- _Page extract_
··········

Note: The snapshot metadata file is located by the path /snapshots/{slot}/{slot} in the unarchived snapshot where {slot} is the slot for the snapshot.

Note: For a list of the full fields, see src/core/snapshot_fields.zig in the Sig repository or see BankFieldsToDeserialize and AccountsDbFields in the Rust implementation.

Generating the Account Index

Using the AccountsDB metadata, the validator builds the AccountsDB structure using the reconstruct_accountsdb_from_fields function. It then loads the account files into the database using AccountsDB :: initialize and generates the index using AccountsDB :: generate_index.

The architecture of the index divides the index into many buckets. Each bucket is a mini index that represents only a small portion of the accounts. Each pubkey is associated with a specific bucket based on the pubkey’s first N bits. Each bucket contains both RAM (using a simple HashMap - referred to as an InMemAccountsIndex in the codebase) and disk storage (referred to as a Bucket in the codebase using a mmap’d file)

Note: the RAM map uses a Vec<(Slot, File_id, Offset)> as its key and is also referred to as a slot list in the Rust codebase.

Note: Bucketing based on the first N bits is also similar to their approach to crds-shards (as discussed in Part 1 of this series, covering the Gossip Protocol).

Note: The default number of buckets used in the rust code is 8192.

The full architecture is described in the figure below:

Note: To ensure all indexes are stored in RAM when running the validator, you can use `--disable-accounts-disk-index`

These components are stored in the AccountsDB struct in the following layout:

Background Threads: Flushing Data

Since the RAM-based index stores the most recently accessed index data, background threads (referred to as BgThreads in the codebase) are used to flush out old index data to disk to make room for more recent index data. This flushing logic is done using the AccountsInMemIndex :: flush_internal function. The RAM-based index entries are flushed to disk/bucket memory once they “age out”. The age parameters are configured based on how often we want to flush index entries to disk and is related to when its slot is rooted and a few other reasons.

Disk Based Indexes

While RAM indexes are a hashmap backed by RAM memory, disk indexes are a hashmap which is backed by disk memory. While both are hashmap implementations, the disk index was implemented from scratch in the Rust repository and is more complex to explain.

The main structure of disk indexes is the Bucket structure which contains a BucketStorage structure that stores a file-based mmap’d file. This mmap’d file will be the backing memory for the hashmap.

To support put, get, and delete methods, BucketStorage requires an implementation of a trait called BucketOccupied to identify which memory is free and which memory is occupied.

This means the BucketStorage stores:

An mmap’d file (mmap variable in the figure below), and
A struct implementing BucketOccupied to track which indexes are free/occupied (contents variable in the figure below)

There are two implementations of the BucketOccupied trait in the codebase:

The IndexBucket
And the DataBucket

Each Bucket instance contains a single IndexBucket and a vector of DataBuckets, as shown below:

When there is only one slot version of the account, the index is stored in the IndexBucket. When there are multiple slot versions of the account, the index data is stored in a DataBucket.

··········

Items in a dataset
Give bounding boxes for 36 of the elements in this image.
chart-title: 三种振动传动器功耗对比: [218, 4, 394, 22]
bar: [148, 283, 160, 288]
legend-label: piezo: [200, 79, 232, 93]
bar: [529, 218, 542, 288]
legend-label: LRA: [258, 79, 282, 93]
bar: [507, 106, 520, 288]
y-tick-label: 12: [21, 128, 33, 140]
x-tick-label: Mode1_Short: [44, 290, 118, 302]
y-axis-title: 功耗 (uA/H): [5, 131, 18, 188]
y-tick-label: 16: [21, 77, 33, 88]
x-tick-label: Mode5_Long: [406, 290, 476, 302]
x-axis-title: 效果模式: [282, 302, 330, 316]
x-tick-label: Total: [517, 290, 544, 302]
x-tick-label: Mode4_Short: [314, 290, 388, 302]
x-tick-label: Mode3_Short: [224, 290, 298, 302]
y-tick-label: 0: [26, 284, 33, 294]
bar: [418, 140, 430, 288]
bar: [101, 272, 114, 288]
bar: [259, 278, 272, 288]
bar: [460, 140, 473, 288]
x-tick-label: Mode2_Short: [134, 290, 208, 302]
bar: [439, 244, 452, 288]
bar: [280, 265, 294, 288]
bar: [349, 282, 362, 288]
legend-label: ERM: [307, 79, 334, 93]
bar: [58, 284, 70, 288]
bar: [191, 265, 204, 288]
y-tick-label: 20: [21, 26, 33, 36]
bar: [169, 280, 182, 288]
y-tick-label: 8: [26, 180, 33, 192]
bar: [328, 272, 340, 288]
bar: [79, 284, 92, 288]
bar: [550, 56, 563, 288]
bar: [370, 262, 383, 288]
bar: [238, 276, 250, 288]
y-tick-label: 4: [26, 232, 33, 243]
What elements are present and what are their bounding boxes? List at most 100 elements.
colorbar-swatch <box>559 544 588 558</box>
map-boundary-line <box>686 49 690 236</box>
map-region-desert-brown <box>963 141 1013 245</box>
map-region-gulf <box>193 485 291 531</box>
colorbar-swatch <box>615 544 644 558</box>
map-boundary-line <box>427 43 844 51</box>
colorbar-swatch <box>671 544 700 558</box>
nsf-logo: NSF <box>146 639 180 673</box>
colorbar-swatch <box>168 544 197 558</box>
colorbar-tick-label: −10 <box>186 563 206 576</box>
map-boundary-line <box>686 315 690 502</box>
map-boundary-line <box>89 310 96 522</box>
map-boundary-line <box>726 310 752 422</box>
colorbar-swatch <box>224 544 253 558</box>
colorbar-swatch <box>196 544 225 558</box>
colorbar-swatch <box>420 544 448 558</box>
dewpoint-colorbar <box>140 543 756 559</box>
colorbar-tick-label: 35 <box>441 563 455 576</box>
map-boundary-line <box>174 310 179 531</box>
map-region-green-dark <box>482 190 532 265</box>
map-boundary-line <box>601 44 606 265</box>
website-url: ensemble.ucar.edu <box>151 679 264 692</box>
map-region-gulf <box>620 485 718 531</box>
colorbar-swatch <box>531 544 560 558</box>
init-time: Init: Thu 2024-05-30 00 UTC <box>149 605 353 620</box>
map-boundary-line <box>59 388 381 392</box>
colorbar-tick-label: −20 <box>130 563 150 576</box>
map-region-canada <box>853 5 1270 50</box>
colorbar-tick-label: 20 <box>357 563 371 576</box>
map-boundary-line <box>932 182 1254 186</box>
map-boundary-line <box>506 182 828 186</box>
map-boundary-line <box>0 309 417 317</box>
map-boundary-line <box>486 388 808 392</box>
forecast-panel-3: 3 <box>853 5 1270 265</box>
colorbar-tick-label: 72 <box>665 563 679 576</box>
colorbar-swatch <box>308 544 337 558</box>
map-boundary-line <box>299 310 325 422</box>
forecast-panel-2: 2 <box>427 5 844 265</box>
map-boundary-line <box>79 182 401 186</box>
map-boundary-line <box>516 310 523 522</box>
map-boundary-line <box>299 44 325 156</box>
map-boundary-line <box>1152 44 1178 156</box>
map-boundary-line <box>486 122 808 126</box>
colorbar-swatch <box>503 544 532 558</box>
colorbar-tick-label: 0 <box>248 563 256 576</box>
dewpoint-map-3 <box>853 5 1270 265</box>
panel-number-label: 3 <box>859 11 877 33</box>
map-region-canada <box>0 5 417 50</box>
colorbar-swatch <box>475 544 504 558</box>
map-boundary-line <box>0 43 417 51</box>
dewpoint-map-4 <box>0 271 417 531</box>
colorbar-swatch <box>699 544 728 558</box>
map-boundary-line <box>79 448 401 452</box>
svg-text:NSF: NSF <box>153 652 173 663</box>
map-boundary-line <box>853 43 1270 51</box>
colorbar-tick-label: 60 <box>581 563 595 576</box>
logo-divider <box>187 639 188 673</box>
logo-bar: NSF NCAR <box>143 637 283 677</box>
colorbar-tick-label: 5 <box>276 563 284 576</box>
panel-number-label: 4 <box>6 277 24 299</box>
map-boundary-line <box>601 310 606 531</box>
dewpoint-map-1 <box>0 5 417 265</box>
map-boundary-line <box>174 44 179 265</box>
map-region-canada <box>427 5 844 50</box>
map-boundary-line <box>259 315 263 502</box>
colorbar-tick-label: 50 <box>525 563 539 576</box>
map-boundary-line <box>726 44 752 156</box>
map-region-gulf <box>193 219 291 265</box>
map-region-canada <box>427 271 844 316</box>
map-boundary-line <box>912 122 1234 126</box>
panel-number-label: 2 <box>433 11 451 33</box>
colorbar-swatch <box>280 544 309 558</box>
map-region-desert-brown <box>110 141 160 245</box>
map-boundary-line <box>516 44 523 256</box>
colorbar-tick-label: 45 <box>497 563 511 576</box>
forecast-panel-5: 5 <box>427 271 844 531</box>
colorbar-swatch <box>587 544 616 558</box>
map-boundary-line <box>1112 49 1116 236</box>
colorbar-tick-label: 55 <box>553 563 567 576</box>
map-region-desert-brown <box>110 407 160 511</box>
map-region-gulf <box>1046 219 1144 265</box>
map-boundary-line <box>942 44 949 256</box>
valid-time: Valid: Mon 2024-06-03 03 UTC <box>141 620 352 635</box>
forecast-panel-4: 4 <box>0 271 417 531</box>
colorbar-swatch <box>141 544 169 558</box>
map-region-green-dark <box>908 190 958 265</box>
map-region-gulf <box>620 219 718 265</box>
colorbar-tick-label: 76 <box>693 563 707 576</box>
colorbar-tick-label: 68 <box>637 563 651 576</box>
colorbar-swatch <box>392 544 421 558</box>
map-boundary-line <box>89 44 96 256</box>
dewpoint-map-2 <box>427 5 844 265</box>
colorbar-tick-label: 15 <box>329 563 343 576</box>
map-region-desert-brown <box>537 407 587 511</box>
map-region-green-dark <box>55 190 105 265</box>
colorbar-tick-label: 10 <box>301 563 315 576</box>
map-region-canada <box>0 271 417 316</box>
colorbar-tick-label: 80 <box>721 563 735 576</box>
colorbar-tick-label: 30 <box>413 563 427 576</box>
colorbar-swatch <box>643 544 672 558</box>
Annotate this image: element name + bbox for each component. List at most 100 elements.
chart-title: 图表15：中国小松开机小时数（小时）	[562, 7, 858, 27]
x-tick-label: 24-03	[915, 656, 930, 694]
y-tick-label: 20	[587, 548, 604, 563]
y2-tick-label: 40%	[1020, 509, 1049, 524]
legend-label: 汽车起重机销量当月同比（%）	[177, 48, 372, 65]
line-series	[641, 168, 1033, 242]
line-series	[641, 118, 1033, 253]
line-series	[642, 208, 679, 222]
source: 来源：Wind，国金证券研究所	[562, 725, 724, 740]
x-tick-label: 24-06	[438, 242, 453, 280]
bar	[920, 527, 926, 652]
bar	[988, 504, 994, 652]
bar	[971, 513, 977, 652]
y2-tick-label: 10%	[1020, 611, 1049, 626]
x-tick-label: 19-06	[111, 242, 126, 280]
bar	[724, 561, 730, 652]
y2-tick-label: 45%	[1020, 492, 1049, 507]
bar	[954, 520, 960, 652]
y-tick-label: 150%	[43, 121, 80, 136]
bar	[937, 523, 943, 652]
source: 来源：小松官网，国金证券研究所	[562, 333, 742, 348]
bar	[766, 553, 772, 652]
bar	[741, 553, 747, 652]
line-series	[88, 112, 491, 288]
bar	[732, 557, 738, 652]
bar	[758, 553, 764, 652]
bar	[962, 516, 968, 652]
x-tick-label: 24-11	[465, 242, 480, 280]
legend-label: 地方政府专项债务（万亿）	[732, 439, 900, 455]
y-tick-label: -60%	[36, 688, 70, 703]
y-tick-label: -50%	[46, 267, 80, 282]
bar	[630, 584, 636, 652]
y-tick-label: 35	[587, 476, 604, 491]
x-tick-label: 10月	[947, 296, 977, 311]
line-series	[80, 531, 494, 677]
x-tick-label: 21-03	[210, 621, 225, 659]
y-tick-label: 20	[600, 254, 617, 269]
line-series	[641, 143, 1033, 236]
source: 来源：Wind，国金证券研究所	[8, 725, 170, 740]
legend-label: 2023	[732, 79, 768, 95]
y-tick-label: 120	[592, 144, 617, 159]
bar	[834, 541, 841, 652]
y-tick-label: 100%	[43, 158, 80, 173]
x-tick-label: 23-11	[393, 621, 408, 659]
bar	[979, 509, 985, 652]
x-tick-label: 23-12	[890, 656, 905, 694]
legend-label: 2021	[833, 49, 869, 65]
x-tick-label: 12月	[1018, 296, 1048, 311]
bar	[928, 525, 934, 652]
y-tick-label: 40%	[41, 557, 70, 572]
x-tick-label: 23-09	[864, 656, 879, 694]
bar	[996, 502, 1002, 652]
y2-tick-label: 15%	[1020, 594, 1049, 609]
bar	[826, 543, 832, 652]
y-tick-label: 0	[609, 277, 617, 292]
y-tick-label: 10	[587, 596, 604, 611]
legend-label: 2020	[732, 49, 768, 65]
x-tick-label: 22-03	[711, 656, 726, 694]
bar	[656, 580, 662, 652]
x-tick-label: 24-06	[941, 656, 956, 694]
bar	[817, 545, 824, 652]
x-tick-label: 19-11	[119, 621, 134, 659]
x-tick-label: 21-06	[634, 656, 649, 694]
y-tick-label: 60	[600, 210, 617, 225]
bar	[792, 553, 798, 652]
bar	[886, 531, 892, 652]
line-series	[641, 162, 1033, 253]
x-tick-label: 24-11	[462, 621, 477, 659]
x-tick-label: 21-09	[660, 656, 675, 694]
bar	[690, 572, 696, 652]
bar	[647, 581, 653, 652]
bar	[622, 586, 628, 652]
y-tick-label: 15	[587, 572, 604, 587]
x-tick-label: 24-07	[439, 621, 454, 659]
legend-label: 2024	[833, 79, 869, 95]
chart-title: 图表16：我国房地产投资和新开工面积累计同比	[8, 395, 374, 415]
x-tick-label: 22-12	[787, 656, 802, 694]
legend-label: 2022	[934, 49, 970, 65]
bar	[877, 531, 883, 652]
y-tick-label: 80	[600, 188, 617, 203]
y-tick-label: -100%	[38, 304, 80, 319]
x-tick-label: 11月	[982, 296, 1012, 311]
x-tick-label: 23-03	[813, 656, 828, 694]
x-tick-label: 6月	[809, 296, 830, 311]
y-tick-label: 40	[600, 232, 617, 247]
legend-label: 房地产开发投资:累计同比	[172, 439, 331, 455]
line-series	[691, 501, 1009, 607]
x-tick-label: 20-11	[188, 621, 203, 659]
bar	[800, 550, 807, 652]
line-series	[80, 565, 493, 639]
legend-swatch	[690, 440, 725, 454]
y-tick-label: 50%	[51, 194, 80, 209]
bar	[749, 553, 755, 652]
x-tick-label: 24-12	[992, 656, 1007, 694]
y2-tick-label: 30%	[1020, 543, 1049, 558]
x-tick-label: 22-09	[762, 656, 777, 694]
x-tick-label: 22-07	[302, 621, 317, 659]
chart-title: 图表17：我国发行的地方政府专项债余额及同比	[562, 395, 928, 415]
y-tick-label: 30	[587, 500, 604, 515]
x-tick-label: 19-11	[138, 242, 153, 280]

··········

- _Exercise directions_
Write the next part of the passage on the AccountsDB index, picking up right after its final sentence.

- _Answer to the task_
The Index Bucket

The IndexBucket stores a list of `IndexEntries` in the mmap’d file to represent the index data and uses a BitVec to store an enum for each index to identify if it's free or occupied.

The possible enum values for each index include:

Free: the index is not occupied
ZeroSlots: the index is occupied but hasn’t been written to yet
SingleElement: there is only a single slot stored for the pubkey and the index data is stored directly
MultipleSlots: there are multiple slots stored for the pubkey (and the index info is stored in one of the DataBuckets)

The organization of the IndexBucket is explained in the diagram below:

Notice how the mmap’d file contains a list of IndexEntries and the BitVec identifies how to read the contents:

In the diagram’s second entry, the BitVec’s value is 2 which is OneSlotInIndex, so the single_element field in the IndexEntry is read to directly access the account reference value.
In the diagram’s last entry, the BitVec’s value is 3 which is MultipleSlots, so the multiple_slots field in the IndexEntry is read which is used to read the account reference from the data buckets (discussed more in the next section).

Note: Since there are 4 different enum values to represent them efficiently, we only need 2 bits, this means we can use a u64 to represent 64 / 2 = 32 different indexes. This is what the BitVec structure does.

Note: The full implementation is similar to a flat hashmap backed by disk memory. The pubkey is hashed to get an index to start the search from, followed by linear probing to find the matching key, however, because it’s a relatively simple implementation, it’s still slow compared to the RAM hashmap.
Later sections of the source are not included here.